* _The request_: Copy out each line of the data that holds the word "object".

┏━━

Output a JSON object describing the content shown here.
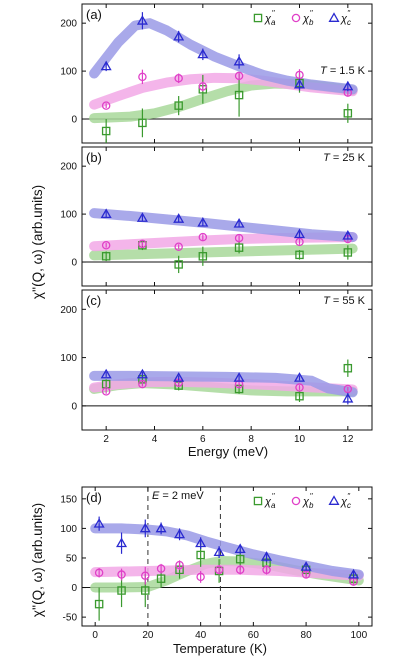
{
  "colors": {
    "a": "#3a9a2e",
    "b": "#e040c8",
    "c": "#2a2ad0",
    "a_fit": "#a8d89a",
    "b_fit": "#f2a8e6",
    "c_fit": "#9a9ae6"
  },
  "chart_data": [
    {
      "type": "scatter",
      "panel_label": "(a)",
      "annotation": "T = 1.5 K",
      "ylabel": "χ''(Q, ω) (arb.units)",
      "xlabel": "",
      "xlim": [
        1,
        13
      ],
      "ylim": [
        -50,
        240
      ],
      "xticks": [
        2,
        4,
        6,
        8,
        10,
        12
      ],
      "yticks": [
        0,
        100,
        200
      ],
      "legend": [
        "χ_a''",
        "χ_b''",
        "χ_c''"
      ],
      "series": [
        {
          "key": "a",
          "marker": "square",
          "x": [
            2,
            3.5,
            5,
            6,
            7.5,
            10,
            12
          ],
          "y": [
            -25,
            -8,
            28,
            62,
            50,
            75,
            12
          ],
          "err": [
            25,
            30,
            20,
            30,
            45,
            20,
            20
          ],
          "fit_x": [
            1.5,
            3,
            4,
            5,
            6,
            7,
            8,
            9,
            10,
            11,
            12.2
          ],
          "fit_y": [
            2,
            5,
            12,
            25,
            42,
            58,
            70,
            74,
            73,
            68,
            60
          ]
        },
        {
          "key": "b",
          "marker": "circle",
          "x": [
            2,
            3.5,
            5,
            6,
            7.5,
            10,
            12
          ],
          "y": [
            28,
            88,
            85,
            68,
            90,
            92,
            55
          ],
          "err": [
            5,
            15,
            10,
            10,
            8,
            12,
            8
          ],
          "fit_x": [
            1.5,
            2.5,
            3.5,
            4.5,
            5.5,
            6.5,
            7.5,
            8.5,
            9.5,
            10.5,
            12.2
          ],
          "fit_y": [
            30,
            48,
            65,
            76,
            83,
            86,
            85,
            80,
            73,
            66,
            58
          ]
        },
        {
          "key": "c",
          "marker": "triangle",
          "x": [
            2,
            3.5,
            5,
            6,
            7.5,
            10,
            12
          ],
          "y": [
            110,
            205,
            172,
            135,
            120,
            72,
            68
          ],
          "err": [
            10,
            18,
            12,
            12,
            15,
            12,
            10
          ],
          "fit_x": [
            1.5,
            2.5,
            3.2,
            3.8,
            4.5,
            5.5,
            6.5,
            7.5,
            8.5,
            9.5,
            10.5,
            11.5,
            12.2
          ],
          "fit_y": [
            95,
            160,
            195,
            200,
            185,
            155,
            130,
            110,
            92,
            80,
            72,
            66,
            62
          ]
        }
      ]
    },
    {
      "type": "scatter",
      "panel_label": "(b)",
      "annotation": "T = 25 K",
      "ylabel": "",
      "xlabel": "",
      "xlim": [
        1,
        13
      ],
      "ylim": [
        -50,
        240
      ],
      "xticks": [
        2,
        4,
        6,
        8,
        10,
        12
      ],
      "yticks": [
        0,
        100,
        200
      ],
      "series": [
        {
          "key": "a",
          "marker": "square",
          "x": [
            2,
            3.5,
            5,
            6,
            7.5,
            10,
            12
          ],
          "y": [
            12,
            35,
            -5,
            12,
            30,
            15,
            20
          ],
          "err": [
            10,
            10,
            18,
            20,
            12,
            10,
            15
          ],
          "fit_x": [
            1.5,
            12.2
          ],
          "fit_y": [
            14,
            28
          ]
        },
        {
          "key": "b",
          "marker": "circle",
          "x": [
            2,
            3.5,
            5,
            6,
            7.5,
            10,
            12
          ],
          "y": [
            35,
            38,
            32,
            52,
            50,
            42,
            48
          ],
          "err": [
            5,
            5,
            5,
            6,
            6,
            6,
            6
          ],
          "fit_x": [
            1.5,
            3,
            4.5,
            6,
            7.5,
            9,
            10.5,
            12.2
          ],
          "fit_y": [
            33,
            37,
            41,
            45,
            48,
            50,
            51,
            52
          ]
        },
        {
          "key": "c",
          "marker": "triangle",
          "x": [
            2,
            3.5,
            5,
            6,
            7.5,
            10,
            12
          ],
          "y": [
            100,
            92,
            90,
            82,
            80,
            58,
            55
          ],
          "err": [
            6,
            6,
            6,
            6,
            6,
            6,
            6
          ],
          "fit_x": [
            1.5,
            3,
            4.5,
            6,
            7.5,
            9,
            10.5,
            12.2
          ],
          "fit_y": [
            102,
            96,
            89,
            82,
            74,
            66,
            58,
            52
          ]
        }
      ]
    },
    {
      "type": "scatter",
      "panel_label": "(c)",
      "annotation": "T = 55 K",
      "ylabel": "",
      "xlabel": "Energy (meV)",
      "xlim": [
        1,
        13
      ],
      "ylim": [
        -50,
        240
      ],
      "xticks": [
        2,
        4,
        6,
        8,
        10,
        12
      ],
      "yticks": [
        0,
        100,
        200
      ],
      "series": [
        {
          "key": "a",
          "marker": "square",
          "x": [
            2,
            3.5,
            5,
            7.5,
            10,
            12
          ],
          "y": [
            45,
            55,
            42,
            35,
            20,
            78
          ],
          "err": [
            10,
            10,
            10,
            10,
            12,
            18
          ],
          "fit_x": [
            1.5,
            2.5,
            3.5,
            5,
            6.5,
            8,
            9.5,
            11,
            12.2
          ],
          "fit_y": [
            35,
            43,
            47,
            44,
            38,
            32,
            30,
            30,
            30
          ]
        },
        {
          "key": "b",
          "marker": "circle",
          "x": [
            2,
            3.5,
            5,
            7.5,
            10,
            12
          ],
          "y": [
            30,
            45,
            48,
            45,
            38,
            35
          ],
          "err": [
            5,
            5,
            5,
            5,
            5,
            5
          ],
          "fit_x": [
            1.5,
            2.5,
            3.5,
            5,
            6.5,
            8,
            9.5,
            11,
            12.2
          ],
          "fit_y": [
            38,
            45,
            49,
            50,
            48,
            45,
            41,
            37,
            34
          ]
        },
        {
          "key": "c",
          "marker": "triangle",
          "x": [
            2,
            3.5,
            5,
            7.5,
            10,
            12
          ],
          "y": [
            65,
            65,
            58,
            58,
            58,
            15
          ],
          "err": [
            5,
            5,
            5,
            5,
            5,
            12
          ],
          "fit_x": [
            1.5,
            3,
            5,
            7,
            9,
            10.5,
            11.2,
            12.2
          ],
          "fit_y": [
            62,
            62,
            61,
            60,
            58,
            52,
            36,
            28
          ]
        }
      ]
    },
    {
      "type": "scatter",
      "panel_label": "(d)",
      "annotation": "E = 2 meV",
      "ylabel": "χ''(Q, ω) (arb.units)",
      "xlabel": "Temperature (K)",
      "xlim": [
        -5,
        105
      ],
      "ylim": [
        -65,
        170
      ],
      "xticks": [
        0,
        20,
        40,
        60,
        80,
        100
      ],
      "yticks": [
        -50,
        0,
        50,
        100,
        150
      ],
      "vlines": [
        20,
        47.5
      ],
      "legend": [
        "χ_a''",
        "χ_b''",
        "χ_c''"
      ],
      "series": [
        {
          "key": "a",
          "marker": "square",
          "x": [
            1.5,
            10,
            19,
            25,
            32,
            40,
            47,
            55,
            65,
            80,
            98
          ],
          "y": [
            -28,
            -5,
            -5,
            15,
            30,
            55,
            28,
            48,
            42,
            30,
            15
          ],
          "err": [
            28,
            28,
            28,
            15,
            15,
            20,
            20,
            18,
            15,
            10,
            8
          ],
          "fit_x": [
            0,
            10,
            20,
            27,
            35,
            42,
            48,
            55,
            65,
            75,
            85,
            100
          ],
          "fit_y": [
            0,
            0,
            1,
            12,
            28,
            40,
            45,
            44,
            39,
            30,
            22,
            12
          ]
        },
        {
          "key": "b",
          "marker": "circle",
          "x": [
            1.5,
            10,
            19,
            25,
            32,
            40,
            47,
            55,
            65,
            80,
            98
          ],
          "y": [
            25,
            22,
            20,
            32,
            38,
            18,
            30,
            30,
            30,
            22,
            10
          ],
          "err": [
            8,
            10,
            15,
            8,
            8,
            10,
            8,
            8,
            8,
            6,
            6
          ],
          "fit_x": [
            0,
            20,
            40,
            55,
            70,
            85,
            100
          ],
          "fit_y": [
            26,
            28,
            30,
            30,
            28,
            24,
            20
          ]
        },
        {
          "key": "c",
          "marker": "triangle",
          "x": [
            1.5,
            10,
            19,
            25,
            32,
            40,
            47,
            55,
            65,
            80,
            98
          ],
          "y": [
            108,
            75,
            100,
            100,
            90,
            75,
            60,
            65,
            52,
            35,
            22
          ],
          "err": [
            12,
            18,
            15,
            10,
            10,
            10,
            10,
            8,
            8,
            6,
            6
          ],
          "fit_x": [
            0,
            10,
            20,
            27,
            35,
            42,
            50,
            60,
            70,
            80,
            90,
            100
          ],
          "fit_y": [
            100,
            100,
            98,
            95,
            88,
            78,
            68,
            56,
            46,
            37,
            28,
            22
          ]
        }
      ]
    }
  ]
}
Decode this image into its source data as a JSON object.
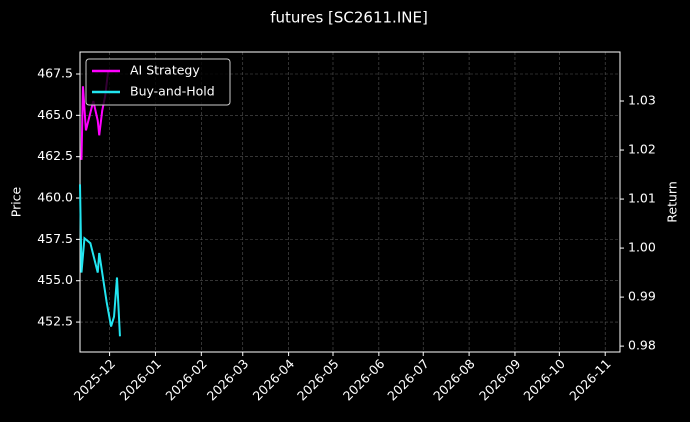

┗━━

* _Written answer_:
Output a JSON object describing the content shown here.
Decode this image into its source data as a JSON object.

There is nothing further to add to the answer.